• _RECORDS TO PROCESS_:
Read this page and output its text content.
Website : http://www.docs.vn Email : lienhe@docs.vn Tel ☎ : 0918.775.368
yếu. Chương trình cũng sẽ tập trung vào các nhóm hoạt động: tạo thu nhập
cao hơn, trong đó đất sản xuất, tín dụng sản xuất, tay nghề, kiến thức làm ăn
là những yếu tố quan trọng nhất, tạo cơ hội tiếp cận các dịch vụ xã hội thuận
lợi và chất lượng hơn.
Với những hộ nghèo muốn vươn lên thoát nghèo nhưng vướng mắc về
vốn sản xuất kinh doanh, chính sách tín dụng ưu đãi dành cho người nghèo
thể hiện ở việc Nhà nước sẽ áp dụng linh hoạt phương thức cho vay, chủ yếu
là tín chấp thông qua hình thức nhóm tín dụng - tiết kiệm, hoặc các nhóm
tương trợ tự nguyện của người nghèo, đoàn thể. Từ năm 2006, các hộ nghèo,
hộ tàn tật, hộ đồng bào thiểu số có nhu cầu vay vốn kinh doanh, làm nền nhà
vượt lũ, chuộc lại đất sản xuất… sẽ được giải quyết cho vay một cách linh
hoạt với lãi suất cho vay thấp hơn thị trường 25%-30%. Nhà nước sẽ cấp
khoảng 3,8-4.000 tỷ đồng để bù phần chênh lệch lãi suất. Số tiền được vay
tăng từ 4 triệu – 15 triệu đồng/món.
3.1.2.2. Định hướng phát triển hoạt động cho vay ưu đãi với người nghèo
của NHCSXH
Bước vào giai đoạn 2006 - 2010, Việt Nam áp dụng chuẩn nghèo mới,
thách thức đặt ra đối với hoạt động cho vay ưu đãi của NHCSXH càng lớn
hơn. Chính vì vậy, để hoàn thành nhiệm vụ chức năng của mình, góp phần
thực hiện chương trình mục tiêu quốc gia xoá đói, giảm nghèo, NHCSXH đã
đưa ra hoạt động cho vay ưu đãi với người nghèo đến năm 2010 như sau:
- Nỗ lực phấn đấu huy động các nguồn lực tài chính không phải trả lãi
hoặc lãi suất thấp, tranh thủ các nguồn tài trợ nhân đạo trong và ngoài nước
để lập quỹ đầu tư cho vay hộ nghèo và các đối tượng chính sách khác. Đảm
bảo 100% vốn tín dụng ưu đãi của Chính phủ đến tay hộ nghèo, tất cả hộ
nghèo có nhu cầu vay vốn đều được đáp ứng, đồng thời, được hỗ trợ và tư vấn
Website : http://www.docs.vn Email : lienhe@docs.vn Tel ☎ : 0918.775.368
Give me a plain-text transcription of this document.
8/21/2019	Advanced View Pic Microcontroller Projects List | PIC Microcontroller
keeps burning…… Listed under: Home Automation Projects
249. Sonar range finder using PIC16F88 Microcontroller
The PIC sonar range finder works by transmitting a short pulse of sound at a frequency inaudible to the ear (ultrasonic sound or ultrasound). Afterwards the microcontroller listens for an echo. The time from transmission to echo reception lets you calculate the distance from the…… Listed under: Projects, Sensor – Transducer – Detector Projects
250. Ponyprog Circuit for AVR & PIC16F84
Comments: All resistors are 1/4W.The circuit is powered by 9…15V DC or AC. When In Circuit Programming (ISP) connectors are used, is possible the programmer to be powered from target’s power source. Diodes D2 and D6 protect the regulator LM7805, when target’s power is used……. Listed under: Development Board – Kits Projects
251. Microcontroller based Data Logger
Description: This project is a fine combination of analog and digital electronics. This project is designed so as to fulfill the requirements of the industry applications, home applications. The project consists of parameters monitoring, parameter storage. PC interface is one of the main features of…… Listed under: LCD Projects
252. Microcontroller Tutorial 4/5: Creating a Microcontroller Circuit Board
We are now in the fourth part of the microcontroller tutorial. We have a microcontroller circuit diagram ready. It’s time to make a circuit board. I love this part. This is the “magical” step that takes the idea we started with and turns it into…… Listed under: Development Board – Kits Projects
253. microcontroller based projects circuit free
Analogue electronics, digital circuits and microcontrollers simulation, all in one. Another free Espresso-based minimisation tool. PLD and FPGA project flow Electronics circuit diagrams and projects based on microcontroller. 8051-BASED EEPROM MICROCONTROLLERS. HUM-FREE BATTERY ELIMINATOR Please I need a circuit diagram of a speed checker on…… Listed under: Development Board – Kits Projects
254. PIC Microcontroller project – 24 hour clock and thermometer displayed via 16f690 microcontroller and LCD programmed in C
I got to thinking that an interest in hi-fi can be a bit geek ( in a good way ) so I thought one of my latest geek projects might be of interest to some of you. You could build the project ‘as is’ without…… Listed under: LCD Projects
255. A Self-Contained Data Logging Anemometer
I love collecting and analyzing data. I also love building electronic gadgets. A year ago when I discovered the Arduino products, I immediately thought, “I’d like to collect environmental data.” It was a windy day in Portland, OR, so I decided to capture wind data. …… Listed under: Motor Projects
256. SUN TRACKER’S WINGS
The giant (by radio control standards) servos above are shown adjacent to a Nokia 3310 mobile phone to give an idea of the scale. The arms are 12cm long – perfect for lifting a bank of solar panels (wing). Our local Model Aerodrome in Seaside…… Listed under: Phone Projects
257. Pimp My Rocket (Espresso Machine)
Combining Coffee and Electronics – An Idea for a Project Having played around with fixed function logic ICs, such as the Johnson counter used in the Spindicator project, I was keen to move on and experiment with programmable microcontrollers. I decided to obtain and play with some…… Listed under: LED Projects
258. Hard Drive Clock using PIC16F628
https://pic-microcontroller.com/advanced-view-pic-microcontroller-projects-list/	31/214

• _REQUIREMENTS_:
Output the entries exactly.

• _PROBLEM SOLUTION_:
Read this page and output its text content.
Website : http://www.docs.vn Email : lienhe@docs.vn Tel ☎ : 0918.775.368
yếu. Chương trình cũng sẽ tập trung vào các nhóm hoạt động: tạo thu nhập
cao hơn, trong đó đất sản xuất, tín dụng sản xuất, tay nghề, kiến thức làm ăn
là những yếu tố quan trọng nhất, tạo cơ hội tiếp cận các dịch vụ xã hội thuận
lợi và chất lượng hơn.
Với những hộ nghèo muốn vươn lên thoát nghèo nhưng vướng mắc về
vốn sản xuất kinh doanh, chính sách tín dụng ưu đãi dành cho người nghèo
thể hiện ở việc Nhà nước sẽ áp dụng linh hoạt phương thức cho vay, chủ yếu
là tín chấp thông qua hình thức nhóm tín dụng - tiết kiệm, hoặc các nhóm
tương trợ tự nguyện của người nghèo, đoàn thể. Từ năm 2006, các hộ nghèo,
hộ tàn tật, hộ đồng bào thiểu số có nhu cầu vay vốn kinh doanh, làm nền nhà
vượt lũ, chuộc lại đất sản xuất… sẽ được giải quyết cho vay một cách linh
hoạt với lãi suất cho vay thấp hơn thị trường 25%-30%. Nhà nước sẽ cấp
khoảng 3,8-4.000 tỷ đồng để bù phần chênh lệch lãi suất. Số tiền được vay
tăng từ 4 triệu – 15 triệu đồng/món.
3.1.2.2. Định hướng phát triển hoạt động cho vay ưu đãi với người nghèo
của NHCSXH
Bước vào giai đoạn 2006 - 2010, Việt Nam áp dụng chuẩn nghèo mới,
thách thức đặt ra đối với hoạt động cho vay ưu đãi của NHCSXH càng lớn
hơn. Chính vì vậy, để hoàn thành nhiệm vụ chức năng của mình, góp phần
thực hiện chương trình mục tiêu quốc gia xoá đói, giảm nghèo, NHCSXH đã
đưa ra hoạt động cho vay ưu đãi với người nghèo đến năm 2010 như sau:
- Nỗ lực phấn đấu huy động các nguồn lực tài chính không phải trả lãi
hoặc lãi suất thấp, tranh thủ các nguồn tài trợ nhân đạo trong và ngoài nước
để lập quỹ đầu tư cho vay hộ nghèo và các đối tượng chính sách khác. Đảm
bảo 100% vốn tín dụng ưu đãi của Chính phủ đến tay hộ nghèo, tất cả hộ
nghèo có nhu cầu vay vốn đều được đáp ứng, đồng thời, được hỗ trợ và tư vấn
Website : http://www.docs.vn Email : lienhe@docs.vn Tel ☎ : 0918.775.368
Give me a plain-text transcription of this document.
8/21/2019	Advanced View Pic Microcontroller Projects List | PIC Microcontroller
keeps burning…… Listed under: Home Automation Projects
249. Sonar range finder using PIC16F88 Microcontroller
The PIC sonar range finder works by transmitting a short pulse of sound at a frequency inaudible to the ear (ultrasonic sound or ultrasound). Afterwards the microcontroller listens for an echo. The time from transmission to echo reception lets you calculate the distance from the…… Listed under: Projects, Sensor – Transducer – Detector Projects
250. Ponyprog Circuit for AVR & PIC16F84
Comments: All resistors are 1/4W.The circuit is powered by 9…15V DC or AC. When In Circuit Programming (ISP) connectors are used, is possible the programmer to be powered from target’s power source. Diodes D2 and D6 protect the regulator LM7805, when target’s power is used……. Listed under: Development Board – Kits Projects
251. Microcontroller based Data Logger
Description: This project is a fine combination of analog and digital electronics. This project is designed so as to fulfill the requirements of the industry applications, home applications. The project consists of parameters monitoring, parameter storage. PC interface is one of the main features of…… Listed under: LCD Projects
252. Microcontroller Tutorial 4/5: Creating a Microcontroller Circuit Board
We are now in the fourth part of the microcontroller tutorial. We have a microcontroller circuit diagram ready. It’s time to make a circuit board. I love this part. This is the “magical” step that takes the idea we started with and turns it into…… Listed under: Development Board – Kits Projects
253. microcontroller based projects circuit free
Analogue electronics, digital circuits and microcontrollers simulation, all in one. Another free Espresso-based minimisation tool. PLD and FPGA project flow Electronics circuit diagrams and projects based on microcontroller. 8051-BASED EEPROM MICROCONTROLLERS. HUM-FREE BATTERY ELIMINATOR Please I need a circuit diagram of a speed checker on…… Listed under: Development Board – Kits Projects
254. PIC Microcontroller project – 24 hour clock and thermometer displayed via 16f690 microcontroller and LCD programmed in C
I got to thinking that an interest in hi-fi can be a bit geek ( in a good way ) so I thought one of my latest geek projects might be of interest to some of you. You could build the project ‘as is’ without…… Listed under: LCD Projects
255. A Self-Contained Data Logging Anemometer
I love collecting and analyzing data. I also love building electronic gadgets. A year ago when I discovered the Arduino products, I immediately thought, “I’d like to collect environmental data.” It was a windy day in Portland, OR, so I decided to capture wind data. …… Listed under: Motor Projects
256. SUN TRACKER’S WINGS
The giant (by radio control standards) servos above are shown adjacent to a Nokia 3310 mobile phone to give an idea of the scale. The arms are 12cm long – perfect for lifting a bank of solar panels (wing). Our local Model Aerodrome in Seaside…… Listed under: Phone Projects
257. Pimp My Rocket (Espresso Machine)
Combining Coffee and Electronics – An Idea for a Project Having played around with fixed function logic ICs, such as the Johnson counter used in the Spindicator project, I was keen to move on and experiment with programmable microcontrollers. I decided to obtain and play with some…… Listed under: LED Projects
258. Hard Drive Clock using PIC16F628
https://pic-microcontroller.com/advanced-view-pic-microcontroller-projects-list/	31/214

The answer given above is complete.